Supplied records

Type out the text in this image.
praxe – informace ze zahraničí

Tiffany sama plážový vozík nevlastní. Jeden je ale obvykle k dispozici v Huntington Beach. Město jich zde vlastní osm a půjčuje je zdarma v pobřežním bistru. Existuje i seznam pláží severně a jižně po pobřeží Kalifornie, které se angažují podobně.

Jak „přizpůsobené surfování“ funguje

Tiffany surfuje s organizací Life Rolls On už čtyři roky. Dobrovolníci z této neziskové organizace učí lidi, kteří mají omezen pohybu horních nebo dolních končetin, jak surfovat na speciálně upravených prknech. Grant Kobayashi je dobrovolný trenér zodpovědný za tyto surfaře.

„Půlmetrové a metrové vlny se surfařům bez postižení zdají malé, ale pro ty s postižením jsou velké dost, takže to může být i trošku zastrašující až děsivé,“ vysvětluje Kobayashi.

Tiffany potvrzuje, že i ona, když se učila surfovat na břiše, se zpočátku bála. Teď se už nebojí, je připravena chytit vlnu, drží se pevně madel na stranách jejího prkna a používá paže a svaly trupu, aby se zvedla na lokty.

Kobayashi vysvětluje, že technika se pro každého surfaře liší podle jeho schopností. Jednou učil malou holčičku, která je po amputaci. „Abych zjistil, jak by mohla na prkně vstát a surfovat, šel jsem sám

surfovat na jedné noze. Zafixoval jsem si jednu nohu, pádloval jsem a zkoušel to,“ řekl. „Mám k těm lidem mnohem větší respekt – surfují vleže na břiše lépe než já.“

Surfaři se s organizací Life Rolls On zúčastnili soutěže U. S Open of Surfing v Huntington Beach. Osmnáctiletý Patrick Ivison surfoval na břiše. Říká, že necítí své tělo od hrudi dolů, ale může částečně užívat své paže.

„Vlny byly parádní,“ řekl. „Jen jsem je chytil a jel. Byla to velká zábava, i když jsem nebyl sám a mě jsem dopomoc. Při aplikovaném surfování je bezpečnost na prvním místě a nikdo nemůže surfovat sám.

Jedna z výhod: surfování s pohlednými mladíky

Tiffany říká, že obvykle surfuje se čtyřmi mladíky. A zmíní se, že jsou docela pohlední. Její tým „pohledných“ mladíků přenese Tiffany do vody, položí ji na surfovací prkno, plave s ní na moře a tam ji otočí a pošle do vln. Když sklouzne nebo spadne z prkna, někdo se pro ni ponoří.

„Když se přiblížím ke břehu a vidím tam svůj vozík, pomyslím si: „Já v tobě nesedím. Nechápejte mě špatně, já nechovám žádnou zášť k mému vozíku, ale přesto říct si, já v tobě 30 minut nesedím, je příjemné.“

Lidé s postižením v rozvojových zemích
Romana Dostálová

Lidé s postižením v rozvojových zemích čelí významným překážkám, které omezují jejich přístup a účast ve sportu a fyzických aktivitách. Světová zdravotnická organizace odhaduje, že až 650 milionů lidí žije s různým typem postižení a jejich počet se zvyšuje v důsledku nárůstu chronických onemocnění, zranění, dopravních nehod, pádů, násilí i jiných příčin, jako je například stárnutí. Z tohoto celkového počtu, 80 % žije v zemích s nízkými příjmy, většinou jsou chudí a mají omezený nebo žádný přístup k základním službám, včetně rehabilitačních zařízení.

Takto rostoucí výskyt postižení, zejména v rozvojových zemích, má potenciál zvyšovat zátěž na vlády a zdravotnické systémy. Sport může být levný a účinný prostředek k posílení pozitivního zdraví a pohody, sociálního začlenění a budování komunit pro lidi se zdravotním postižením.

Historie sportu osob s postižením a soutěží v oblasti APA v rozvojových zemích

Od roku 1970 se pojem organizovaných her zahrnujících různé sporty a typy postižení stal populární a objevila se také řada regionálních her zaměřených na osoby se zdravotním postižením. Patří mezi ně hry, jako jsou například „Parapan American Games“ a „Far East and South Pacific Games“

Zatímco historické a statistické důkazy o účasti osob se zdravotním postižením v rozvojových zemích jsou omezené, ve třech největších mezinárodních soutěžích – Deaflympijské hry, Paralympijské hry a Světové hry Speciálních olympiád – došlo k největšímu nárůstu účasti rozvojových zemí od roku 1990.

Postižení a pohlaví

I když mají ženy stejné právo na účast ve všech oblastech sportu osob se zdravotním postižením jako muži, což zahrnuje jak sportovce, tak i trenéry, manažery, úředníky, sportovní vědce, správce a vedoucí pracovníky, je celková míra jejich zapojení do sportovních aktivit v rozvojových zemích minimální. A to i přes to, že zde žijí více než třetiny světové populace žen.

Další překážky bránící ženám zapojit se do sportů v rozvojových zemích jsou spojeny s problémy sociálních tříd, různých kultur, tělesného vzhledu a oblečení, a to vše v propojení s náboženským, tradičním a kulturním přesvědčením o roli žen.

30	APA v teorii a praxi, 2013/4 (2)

--

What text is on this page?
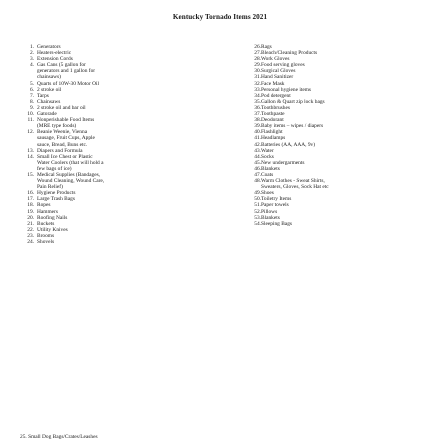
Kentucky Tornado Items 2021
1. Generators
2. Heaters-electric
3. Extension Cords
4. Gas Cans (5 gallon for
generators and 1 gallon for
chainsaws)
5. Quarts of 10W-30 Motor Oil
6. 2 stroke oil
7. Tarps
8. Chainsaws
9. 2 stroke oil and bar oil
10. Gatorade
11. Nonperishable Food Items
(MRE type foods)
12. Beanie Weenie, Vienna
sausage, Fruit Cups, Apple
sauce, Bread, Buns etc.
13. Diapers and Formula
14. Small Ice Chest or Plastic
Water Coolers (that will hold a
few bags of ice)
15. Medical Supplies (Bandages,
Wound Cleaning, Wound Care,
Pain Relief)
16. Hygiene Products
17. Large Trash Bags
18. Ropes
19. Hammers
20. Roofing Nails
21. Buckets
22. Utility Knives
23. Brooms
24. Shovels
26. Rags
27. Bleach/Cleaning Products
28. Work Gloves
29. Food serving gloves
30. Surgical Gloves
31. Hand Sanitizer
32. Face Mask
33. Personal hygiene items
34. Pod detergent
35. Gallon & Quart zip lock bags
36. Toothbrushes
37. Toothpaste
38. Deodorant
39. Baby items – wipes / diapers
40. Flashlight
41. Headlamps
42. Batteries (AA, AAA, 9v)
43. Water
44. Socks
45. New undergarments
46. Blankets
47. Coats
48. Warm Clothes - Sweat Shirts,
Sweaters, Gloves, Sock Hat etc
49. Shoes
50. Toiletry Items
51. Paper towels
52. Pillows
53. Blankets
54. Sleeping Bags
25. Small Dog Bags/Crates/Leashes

Problem description
Show every line that contains the word "Rolls".

Problem solution
Tiffany surfuje s organizací Life Rolls On už čtyři roky. Dobrovolníci z této neziskové organizace učí lidi, kteří mají omezen pohybu horních nebo dolních končetin, jak surfovat na speciálně upravených prknech. Grant Kobayashi je dobrovolný trenér zodpovědný za tyto surfaře.
Surfaři se s organizací Life Rolls On zúčastnili soutěže U. S Open of Surfing v Huntington Beach. Osmnáctiletý Patrick Ivison surfoval na břiše. Říká, že necítí své tělo od hrudi dolů, ale může částečně užívat své paže.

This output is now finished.